(Bounding box entries)
▼

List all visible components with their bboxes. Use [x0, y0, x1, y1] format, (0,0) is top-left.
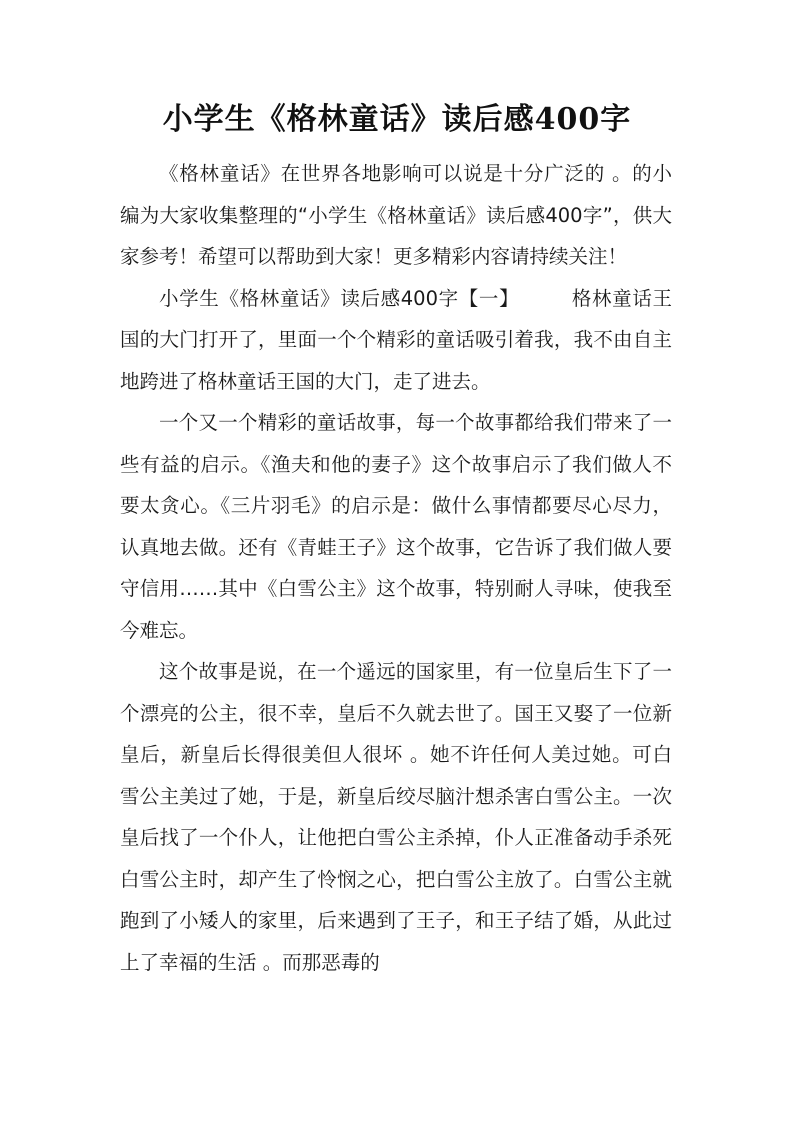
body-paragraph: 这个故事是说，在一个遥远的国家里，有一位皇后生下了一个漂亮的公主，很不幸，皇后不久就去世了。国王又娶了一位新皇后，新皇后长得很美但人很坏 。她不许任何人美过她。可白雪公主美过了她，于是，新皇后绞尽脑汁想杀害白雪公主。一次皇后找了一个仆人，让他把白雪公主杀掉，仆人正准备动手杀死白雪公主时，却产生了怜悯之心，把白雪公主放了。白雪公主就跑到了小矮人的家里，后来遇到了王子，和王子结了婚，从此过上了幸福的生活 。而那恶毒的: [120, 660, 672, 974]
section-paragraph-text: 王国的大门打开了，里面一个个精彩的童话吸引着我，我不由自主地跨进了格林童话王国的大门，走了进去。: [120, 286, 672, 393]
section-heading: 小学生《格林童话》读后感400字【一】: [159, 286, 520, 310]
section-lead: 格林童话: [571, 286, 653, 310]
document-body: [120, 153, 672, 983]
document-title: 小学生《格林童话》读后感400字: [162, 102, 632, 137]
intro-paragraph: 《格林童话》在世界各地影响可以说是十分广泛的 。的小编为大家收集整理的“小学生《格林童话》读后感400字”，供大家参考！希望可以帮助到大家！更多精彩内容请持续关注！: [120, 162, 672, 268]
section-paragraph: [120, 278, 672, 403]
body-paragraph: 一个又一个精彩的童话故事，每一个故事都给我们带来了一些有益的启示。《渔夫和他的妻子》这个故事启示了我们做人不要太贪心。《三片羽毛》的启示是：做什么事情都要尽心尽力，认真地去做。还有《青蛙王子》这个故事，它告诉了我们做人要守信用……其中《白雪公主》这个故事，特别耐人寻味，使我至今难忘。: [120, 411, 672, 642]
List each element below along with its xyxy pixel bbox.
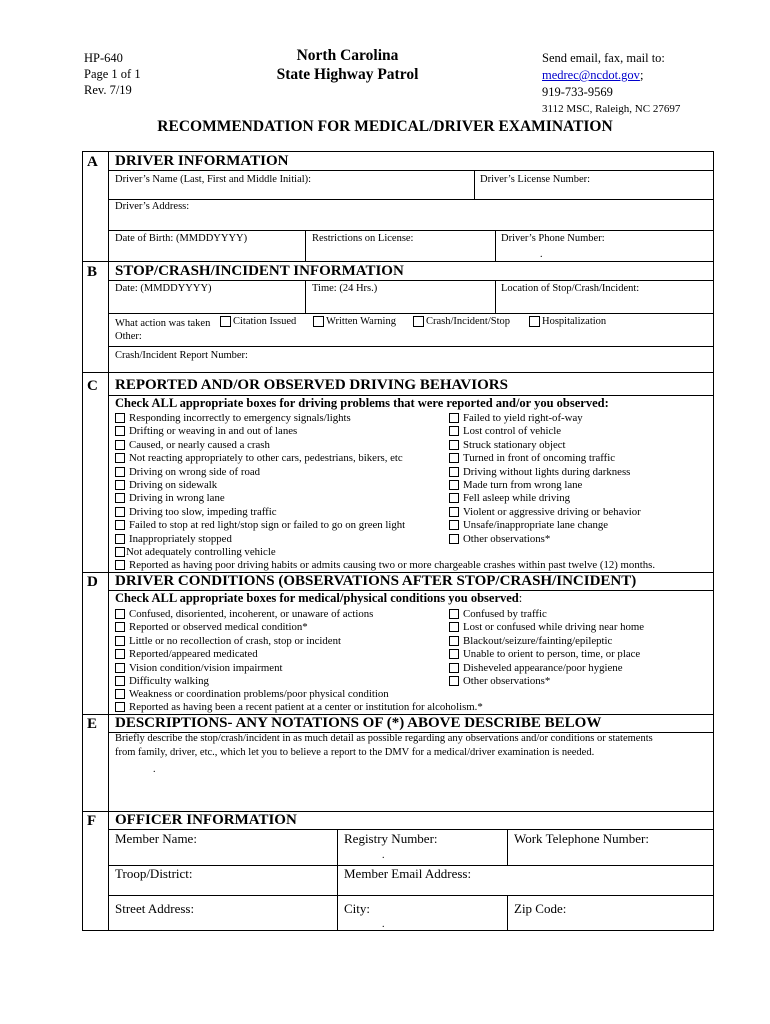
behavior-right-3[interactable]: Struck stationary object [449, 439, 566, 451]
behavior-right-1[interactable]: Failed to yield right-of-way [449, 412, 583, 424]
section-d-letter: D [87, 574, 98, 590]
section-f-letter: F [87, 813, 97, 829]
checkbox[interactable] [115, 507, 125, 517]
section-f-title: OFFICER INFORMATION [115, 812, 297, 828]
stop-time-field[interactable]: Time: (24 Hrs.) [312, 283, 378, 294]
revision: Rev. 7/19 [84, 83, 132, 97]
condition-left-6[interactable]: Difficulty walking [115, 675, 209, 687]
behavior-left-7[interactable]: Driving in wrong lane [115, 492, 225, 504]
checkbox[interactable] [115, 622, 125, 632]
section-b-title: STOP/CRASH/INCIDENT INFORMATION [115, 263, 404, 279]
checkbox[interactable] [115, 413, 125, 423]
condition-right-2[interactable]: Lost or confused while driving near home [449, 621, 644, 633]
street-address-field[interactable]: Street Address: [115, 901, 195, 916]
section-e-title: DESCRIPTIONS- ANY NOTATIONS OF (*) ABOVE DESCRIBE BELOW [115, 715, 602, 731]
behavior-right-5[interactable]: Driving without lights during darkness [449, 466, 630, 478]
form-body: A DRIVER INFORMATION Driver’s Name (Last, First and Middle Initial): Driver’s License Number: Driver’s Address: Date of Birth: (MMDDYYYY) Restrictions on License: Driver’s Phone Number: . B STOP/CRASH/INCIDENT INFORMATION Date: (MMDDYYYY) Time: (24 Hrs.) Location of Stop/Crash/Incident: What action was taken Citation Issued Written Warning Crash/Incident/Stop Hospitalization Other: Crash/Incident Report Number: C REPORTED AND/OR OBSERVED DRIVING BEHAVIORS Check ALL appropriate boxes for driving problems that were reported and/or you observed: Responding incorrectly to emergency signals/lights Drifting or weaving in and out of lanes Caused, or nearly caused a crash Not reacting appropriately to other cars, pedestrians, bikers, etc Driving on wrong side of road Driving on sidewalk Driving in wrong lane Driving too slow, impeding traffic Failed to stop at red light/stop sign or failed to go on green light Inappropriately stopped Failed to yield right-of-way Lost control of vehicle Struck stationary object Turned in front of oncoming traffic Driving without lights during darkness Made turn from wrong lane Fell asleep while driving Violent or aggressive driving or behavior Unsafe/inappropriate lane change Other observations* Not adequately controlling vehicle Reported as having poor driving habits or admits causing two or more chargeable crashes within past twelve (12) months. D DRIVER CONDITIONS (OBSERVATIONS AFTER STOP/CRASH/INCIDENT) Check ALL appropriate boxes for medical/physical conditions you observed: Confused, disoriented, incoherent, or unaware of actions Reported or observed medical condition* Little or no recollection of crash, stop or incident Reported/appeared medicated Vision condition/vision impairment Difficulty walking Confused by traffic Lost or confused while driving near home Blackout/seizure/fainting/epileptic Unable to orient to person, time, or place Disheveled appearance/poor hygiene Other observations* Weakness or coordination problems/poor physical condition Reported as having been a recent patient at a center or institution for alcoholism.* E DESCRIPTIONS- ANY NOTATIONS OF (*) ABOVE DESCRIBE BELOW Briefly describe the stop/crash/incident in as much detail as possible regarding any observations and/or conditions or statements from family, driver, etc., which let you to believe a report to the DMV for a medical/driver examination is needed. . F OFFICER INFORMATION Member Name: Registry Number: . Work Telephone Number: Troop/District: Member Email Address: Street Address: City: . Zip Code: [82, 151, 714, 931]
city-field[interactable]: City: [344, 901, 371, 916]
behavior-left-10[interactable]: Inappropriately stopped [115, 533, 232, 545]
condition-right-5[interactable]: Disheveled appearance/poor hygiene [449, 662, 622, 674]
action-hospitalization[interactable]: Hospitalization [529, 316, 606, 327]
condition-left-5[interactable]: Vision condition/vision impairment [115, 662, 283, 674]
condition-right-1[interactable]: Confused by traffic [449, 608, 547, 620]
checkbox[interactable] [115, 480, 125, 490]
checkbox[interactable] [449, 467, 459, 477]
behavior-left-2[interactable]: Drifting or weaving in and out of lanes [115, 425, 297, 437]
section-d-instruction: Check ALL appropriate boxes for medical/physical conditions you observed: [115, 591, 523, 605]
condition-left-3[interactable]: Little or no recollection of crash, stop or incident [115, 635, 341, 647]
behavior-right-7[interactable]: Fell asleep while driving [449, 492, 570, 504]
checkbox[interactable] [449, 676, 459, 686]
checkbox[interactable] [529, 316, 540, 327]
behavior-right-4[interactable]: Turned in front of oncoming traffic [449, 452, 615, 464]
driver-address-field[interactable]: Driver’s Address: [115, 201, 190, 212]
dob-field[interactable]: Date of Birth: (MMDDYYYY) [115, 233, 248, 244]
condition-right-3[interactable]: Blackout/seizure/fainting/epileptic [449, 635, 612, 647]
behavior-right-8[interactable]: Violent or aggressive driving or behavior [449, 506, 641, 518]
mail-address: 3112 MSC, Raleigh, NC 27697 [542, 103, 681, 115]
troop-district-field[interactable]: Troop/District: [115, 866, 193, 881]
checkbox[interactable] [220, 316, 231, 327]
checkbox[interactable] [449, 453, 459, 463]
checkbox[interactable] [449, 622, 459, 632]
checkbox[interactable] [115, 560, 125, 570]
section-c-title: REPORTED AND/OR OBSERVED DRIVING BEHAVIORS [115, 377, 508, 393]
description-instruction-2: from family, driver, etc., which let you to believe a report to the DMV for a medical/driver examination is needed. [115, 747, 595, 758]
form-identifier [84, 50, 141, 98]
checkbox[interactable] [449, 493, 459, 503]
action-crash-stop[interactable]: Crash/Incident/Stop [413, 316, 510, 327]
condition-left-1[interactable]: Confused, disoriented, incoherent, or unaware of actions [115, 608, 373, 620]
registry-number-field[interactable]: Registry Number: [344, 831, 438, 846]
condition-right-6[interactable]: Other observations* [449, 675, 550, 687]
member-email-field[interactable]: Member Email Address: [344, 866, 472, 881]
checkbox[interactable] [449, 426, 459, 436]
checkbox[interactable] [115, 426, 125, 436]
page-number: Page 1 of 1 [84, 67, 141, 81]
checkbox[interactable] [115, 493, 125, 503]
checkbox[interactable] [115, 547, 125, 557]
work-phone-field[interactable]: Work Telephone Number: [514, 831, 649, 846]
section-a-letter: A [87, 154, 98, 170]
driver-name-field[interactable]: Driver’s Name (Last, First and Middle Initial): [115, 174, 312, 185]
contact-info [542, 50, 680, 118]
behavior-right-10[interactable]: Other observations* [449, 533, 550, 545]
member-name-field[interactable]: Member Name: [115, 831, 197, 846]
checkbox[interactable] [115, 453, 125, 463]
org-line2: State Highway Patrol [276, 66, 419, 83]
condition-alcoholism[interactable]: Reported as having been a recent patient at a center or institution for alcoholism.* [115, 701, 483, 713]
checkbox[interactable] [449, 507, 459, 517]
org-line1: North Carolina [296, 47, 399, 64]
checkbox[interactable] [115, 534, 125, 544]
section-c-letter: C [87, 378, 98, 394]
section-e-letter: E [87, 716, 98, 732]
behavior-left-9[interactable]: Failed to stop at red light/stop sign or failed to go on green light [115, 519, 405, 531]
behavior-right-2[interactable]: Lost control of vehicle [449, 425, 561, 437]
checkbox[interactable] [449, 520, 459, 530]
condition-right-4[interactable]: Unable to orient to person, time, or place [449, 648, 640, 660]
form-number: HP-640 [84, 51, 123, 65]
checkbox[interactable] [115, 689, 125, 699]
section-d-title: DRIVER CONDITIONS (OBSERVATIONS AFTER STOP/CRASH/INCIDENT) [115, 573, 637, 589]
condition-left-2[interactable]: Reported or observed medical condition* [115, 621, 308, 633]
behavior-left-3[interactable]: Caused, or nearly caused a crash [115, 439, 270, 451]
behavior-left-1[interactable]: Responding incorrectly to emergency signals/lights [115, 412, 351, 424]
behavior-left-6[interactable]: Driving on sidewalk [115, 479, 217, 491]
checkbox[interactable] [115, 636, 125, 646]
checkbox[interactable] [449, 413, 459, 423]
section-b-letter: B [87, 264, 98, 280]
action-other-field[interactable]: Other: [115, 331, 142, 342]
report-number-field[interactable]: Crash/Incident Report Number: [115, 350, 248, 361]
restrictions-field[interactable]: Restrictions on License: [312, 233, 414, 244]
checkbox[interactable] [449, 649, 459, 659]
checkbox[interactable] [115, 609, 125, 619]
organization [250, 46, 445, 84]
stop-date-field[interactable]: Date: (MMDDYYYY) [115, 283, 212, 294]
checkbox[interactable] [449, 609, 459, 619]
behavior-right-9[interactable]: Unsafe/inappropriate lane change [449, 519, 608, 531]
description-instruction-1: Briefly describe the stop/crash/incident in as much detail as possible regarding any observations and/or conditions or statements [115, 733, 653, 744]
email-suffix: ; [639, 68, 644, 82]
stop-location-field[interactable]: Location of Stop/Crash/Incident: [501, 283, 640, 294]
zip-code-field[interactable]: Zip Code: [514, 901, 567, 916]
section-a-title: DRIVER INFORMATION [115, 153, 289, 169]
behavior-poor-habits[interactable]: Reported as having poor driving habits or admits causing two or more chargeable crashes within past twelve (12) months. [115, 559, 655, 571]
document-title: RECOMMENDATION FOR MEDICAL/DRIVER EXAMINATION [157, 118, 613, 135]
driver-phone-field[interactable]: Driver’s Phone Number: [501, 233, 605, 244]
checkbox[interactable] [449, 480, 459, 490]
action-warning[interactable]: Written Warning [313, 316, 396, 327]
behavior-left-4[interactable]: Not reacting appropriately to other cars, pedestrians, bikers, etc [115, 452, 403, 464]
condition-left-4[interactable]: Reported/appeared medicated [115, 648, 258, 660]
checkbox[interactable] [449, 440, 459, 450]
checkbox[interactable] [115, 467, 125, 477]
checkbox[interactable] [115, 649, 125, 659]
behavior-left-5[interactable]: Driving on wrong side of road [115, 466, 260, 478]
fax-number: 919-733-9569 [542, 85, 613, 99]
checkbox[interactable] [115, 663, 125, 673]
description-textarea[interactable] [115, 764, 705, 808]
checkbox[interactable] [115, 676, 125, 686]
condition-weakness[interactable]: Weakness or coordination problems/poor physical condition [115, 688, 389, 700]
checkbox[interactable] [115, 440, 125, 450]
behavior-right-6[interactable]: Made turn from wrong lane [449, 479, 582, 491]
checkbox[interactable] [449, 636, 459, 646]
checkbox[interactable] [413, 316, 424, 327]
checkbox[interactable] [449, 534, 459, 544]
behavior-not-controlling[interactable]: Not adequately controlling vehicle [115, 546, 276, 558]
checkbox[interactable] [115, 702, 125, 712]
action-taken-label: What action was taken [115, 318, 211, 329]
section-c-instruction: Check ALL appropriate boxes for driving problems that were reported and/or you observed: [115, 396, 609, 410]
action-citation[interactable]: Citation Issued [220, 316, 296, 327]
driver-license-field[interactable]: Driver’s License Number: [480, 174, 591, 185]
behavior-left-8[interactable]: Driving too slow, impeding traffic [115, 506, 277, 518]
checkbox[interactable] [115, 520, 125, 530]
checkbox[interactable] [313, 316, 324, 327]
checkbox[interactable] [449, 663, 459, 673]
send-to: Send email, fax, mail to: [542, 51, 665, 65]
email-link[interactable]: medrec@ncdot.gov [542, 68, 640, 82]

▲

__THE REQUEST__.
Can you copy out the lines above, starting at the one containing "660, 672, 974]" and ending at the one containing "List each element", with both of those included and every character unchanged?

__WRITTEN SOLUTION__.
body-paragraph: 这个故事是说，在一个遥远的国家里，有一位皇后生下了一个漂亮的公主，很不幸，皇后不久就去世了。国王又娶了一位新皇后，新皇后长得很美但人很坏 。她不许任何人美过她。可白雪公主美过了她，于是，新皇后绞尽脑汁想杀害白雪公主。一次皇后找了一个仆人，让他把白雪公主杀掉，仆人正准备动手杀死白雪公主时，却产生了怜悯之心，把白雪公主放了。白雪公主就跑到了小矮人的家里，后来遇到了王子，和王子结了婚，从此过上了幸福的生活 。而那恶毒的: [120, 660, 672, 974]
section-paragraph-text: 王国的大门打开了，里面一个个精彩的童话吸引着我，我不由自主地跨进了格林童话王国的大门，走了进去。: [120, 286, 672, 393]
section-heading: 小学生《格林童话》读后感400字【一】: [159, 286, 520, 310]
section-lead: 格林童话: [571, 286, 653, 310]
document-body: [120, 153, 672, 983]
document-title: 小学生《格林童话》读后感400字: [162, 102, 632, 137]
intro-paragraph: 《格林童话》在世界各地影响可以说是十分广泛的 。的小编为大家收集整理的“小学生《格林童话》读后感400字”，供大家参考！希望可以帮助到大家！更多精彩内容请持续关注！: [120, 162, 672, 268]
section-paragraph: [120, 278, 672, 403]
body-paragraph: 一个又一个精彩的童话故事，每一个故事都给我们带来了一些有益的启示。《渔夫和他的妻子》这个故事启示了我们做人不要太贪心。《三片羽毛》的启示是：做什么事情都要尽心尽力，认真地去做。还有《青蛙王子》这个故事，它告诉了我们做人要守信用……其中《白雪公主》这个故事，特别耐人寻味，使我至今难忘。: [120, 411, 672, 642]
List each element below along with its xyxy pixel bbox.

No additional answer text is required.